>>>>>
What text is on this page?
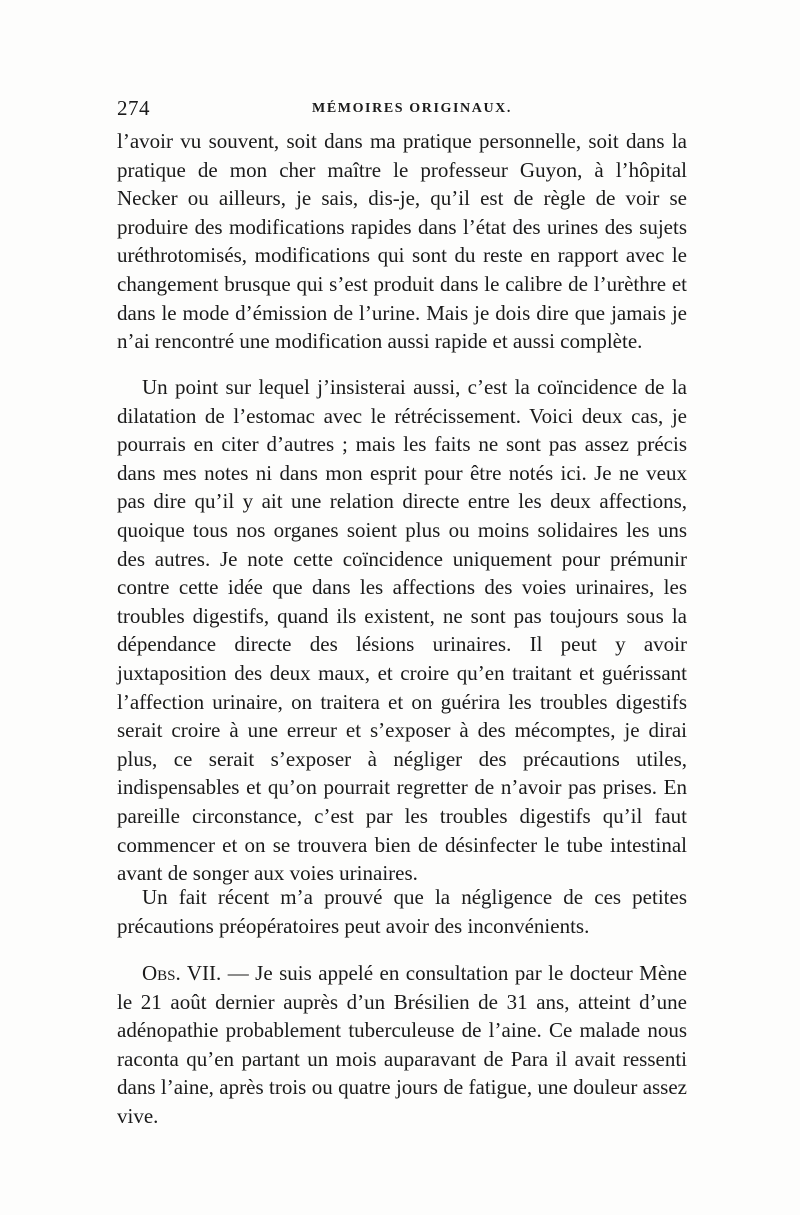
274	MÉMOIRES ORIGINAUX.

l’avoir vu souvent, soit dans ma pratique personnelle, soit dans la pratique de mon cher maître le professeur Guyon, à l’hôpital Necker ou ailleurs, je sais, dis-je, qu’il est de règle de voir se produire des modifications rapides dans l’état des urines des sujets uréthrotomisés, modifications qui sont du reste en rapport avec le changement brusque qui s’est produit dans le calibre de l’urèthre et dans le mode d’émission de l’urine. Mais je dois dire que jamais je n’ai rencontré une modification aussi rapide et aussi complète.

Un point sur lequel j’insisterai aussi, c’est la coïncidence de la dilatation de l’estomac avec le rétrécissement. Voici deux cas, je pourrais en citer d’autres ; mais les faits ne sont pas assez précis dans mes notes ni dans mon esprit pour être notés ici. Je ne veux pas dire qu’il y ait une relation directe entre les deux affections, quoique tous nos organes soient plus ou moins solidaires les uns des autres. Je note cette coïncidence uniquement pour prémunir contre cette idée que dans les affections des voies urinaires, les troubles digestifs, quand ils existent, ne sont pas toujours sous la dépendance directe des lésions urinaires. Il peut y avoir juxtaposition des deux maux, et croire qu’en traitant et guérissant l’affection urinaire, on traitera et on guérira les troubles digestifs serait croire à une erreur et s’exposer à des mécomptes, je dirai plus, ce serait s’exposer à négliger des précautions utiles, indispensables et qu’on pourrait regretter de n’avoir pas prises. En pareille circonstance, c’est par les troubles digestifs qu’il faut commencer et on se trouvera bien de désinfecter le tube intestinal avant de songer aux voies urinaires.

Un fait récent m’a prouvé que la négligence de ces petites précautions préopératoires peut avoir des inconvénients.

Obs. VII. — Je suis appelé en consultation par le docteur Mène le 21 août dernier auprès d’un Brésilien de 31 ans, atteint d’une adénopathie probablement tuberculeuse de l’aine. Ce malade nous raconta qu’en partant un mois auparavant de Para il avait ressenti dans l’aine, après trois ou quatre jours de fatigue, une douleur assez vive.
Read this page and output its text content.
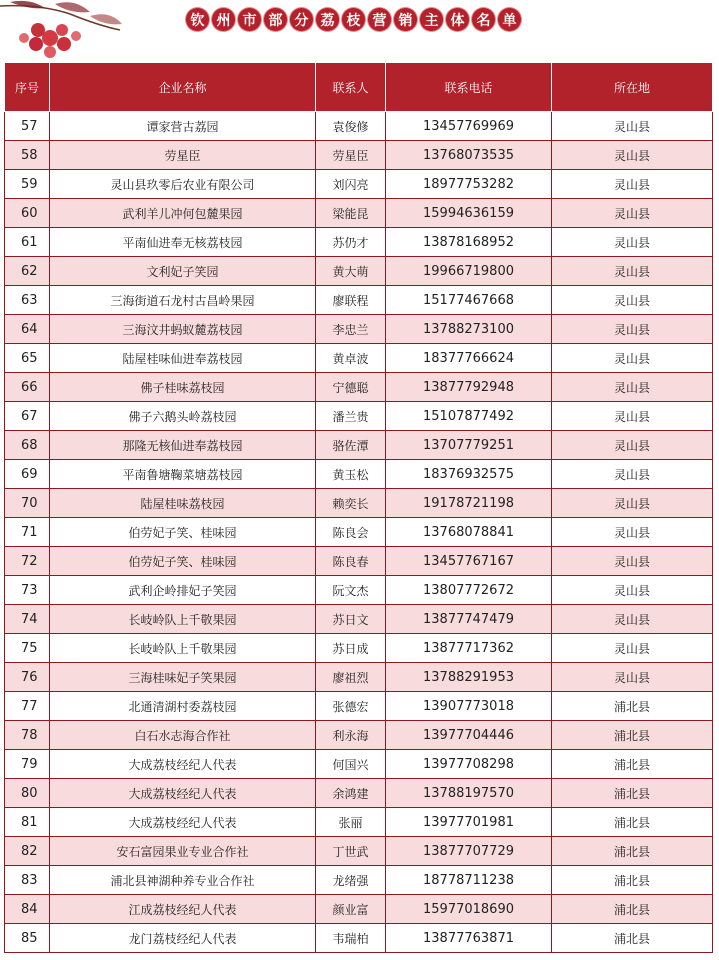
钦 州 市 部 分 荔 枝 营 销 主 体 名 单
序号	企业名称	联系人	联系电话	所在地
57	谭家营古荔园	袁俊修	13457769969	灵山县
58	劳星臣	劳星臣	13768073535	灵山县
59	灵山县玖零后农业有限公司	刘闪亮	18977753282	灵山县
60	武利羊儿冲何包麓果园	梁能昆	15994636159	灵山县
61	平南仙进奉无核荔枝园	苏仍才	13878168952	灵山县
62	文利妃子笑园	黄大萌	19966719800	灵山县
63	三海街道石龙村古昌岭果园	廖联程	15177467668	灵山县
64	三海汶井蚂蚁麓荔枝园	李忠兰	13788273100	灵山县
65	陆屋桂味仙进奉荔枝园	黄卓波	18377766624	灵山县
66	佛子桂味荔枝园	宁德聪	13877792948	灵山县
67	佛子六鹅头岭荔枝园	潘兰贵	15107877492	灵山县
68	那隆无核仙进奉荔枝园	骆佐潭	13707779251	灵山县
69	平南鲁塘鞠菜塘荔枝园	黄玉松	18376932575	灵山县
70	陆屋桂味荔枝园	赖奕长	19178721198	灵山县
71	伯劳妃子笑、桂味园	陈良会	13768078841	灵山县
72	伯劳妃子笑、桂味园	陈良春	13457767167	灵山县
73	武利企岭排妃子笑园	阮文杰	13807772672	灵山县
74	长岐岭队上千敬果园	苏日文	13877747479	灵山县
75	长岐岭队上千敬果园	苏日成	13877717362	灵山县
76	三海桂味妃子笑果园	廖祖烈	13788291953	灵山县
77	北通清湖村委荔枝园	张德宏	13907773018	浦北县
78	白石水志海合作社	利永海	13977704446	浦北县
79	大成荔枝经纪人代表	何国兴	13977708298	浦北县
80	大成荔枝经纪人代表	余鸿建	13788197570	浦北县
81	大成荔枝经纪人代表	张丽	13977701981	浦北县
82	安石富园果业专业合作社	丁世武	13877707729	浦北县
83	浦北县神湖种养专业合作社	龙绪强	18778711238	浦北县
84	江成荔枝经纪人代表	颜业富	15977018690	浦北县
85	龙门荔枝经纪人代表	韦瑞柏	13877763871	浦北县
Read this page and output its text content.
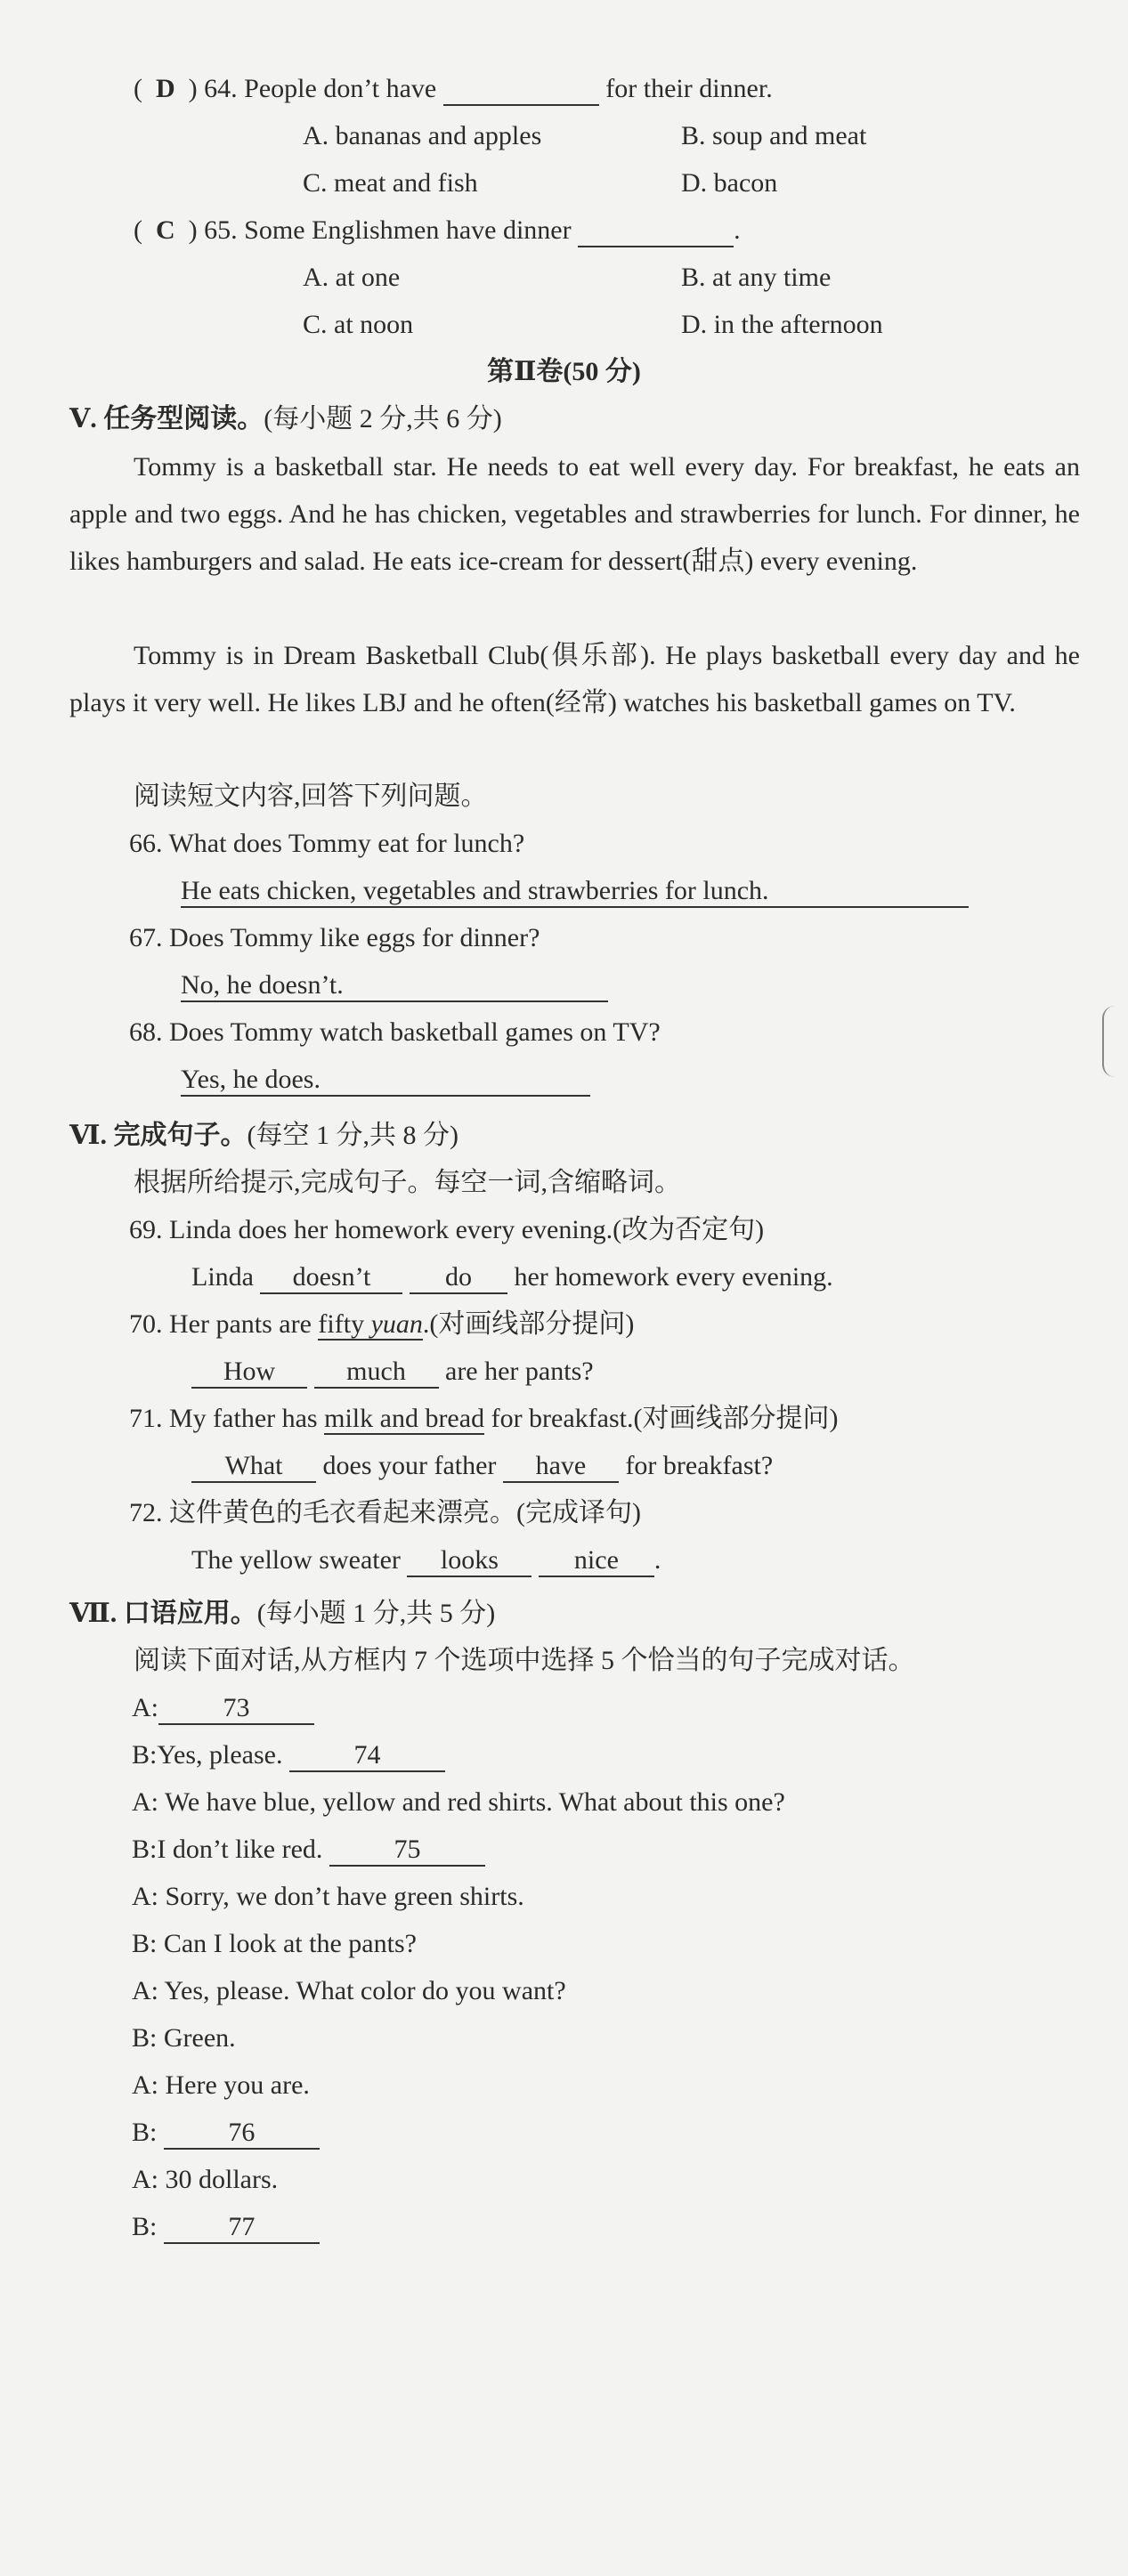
( D ) 64. People don’t have	for their dinner.
A. bananas and apples	B. soup and meat
C. meat and fish	D. bacon
( C ) 65. Some Englishmen have dinner	.
A. at one	B. at any time
C. at noon	D. in the afternoon
第Ⅱ卷(50 分)
Ⅴ. 任务型阅读。(每小题 2 分,共 6 分)
Tommy is a basketball star. He needs to eat well every day. For breakfast, he eats an apple and two eggs. And he has chicken, vegetables and strawberries for lunch. For dinner, he likes hamburgers and salad. He eats ice-cream for dessert(甜点) every evening.
Tommy is in Dream Basketball Club(俱乐部). He plays basketball every day and he plays it very well. He likes LBJ and he often(经常) watches his basketball games on TV.
阅读短文内容,回答下列问题。
66. What does Tommy eat for lunch?
He eats chicken, vegetables and strawberries for lunch.
67. Does Tommy like eggs for dinner?
No, he doesn’t.
68. Does Tommy watch basketball games on TV?
Yes, he does.
Ⅵ. 完成句子。(每空 1 分,共 8 分)
根据所给提示,完成句子。每空一词,含缩略词。
69. Linda does her homework every evening.(改为否定句)
Linda doesn’t	do her homework every evening.
70. Her pants are fifty yuan.(对画线部分提问)
How	much are her pants?
71. My father has milk and bread for breakfast.(对画线部分提问)
What does your father have for breakfast?
72. 这件黄色的毛衣看起来漂亮。(完成译句)
The yellow sweater looks	nice .
Ⅶ. 口语应用。(每小题 1 分,共 5 分)
阅读下面对话,从方框内 7 个选项中选择 5 个恰当的句子完成对话。
A: 73
B:Yes, please.	74
A: We have blue, yellow and red shirts. What about this one?
B:I don’t like red.	75
A: Sorry, we don’t have green shirts.
B: Can I look at the pants?
A: Yes, please. What color do you want?
B: Green.
A: Here you are.
B:	76
A: 30 dollars.
B:	77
<<<<<
Above are the entries; count how many of their lines contain the word "every" and give only that number.

■ **RESPONSE BELOW**
4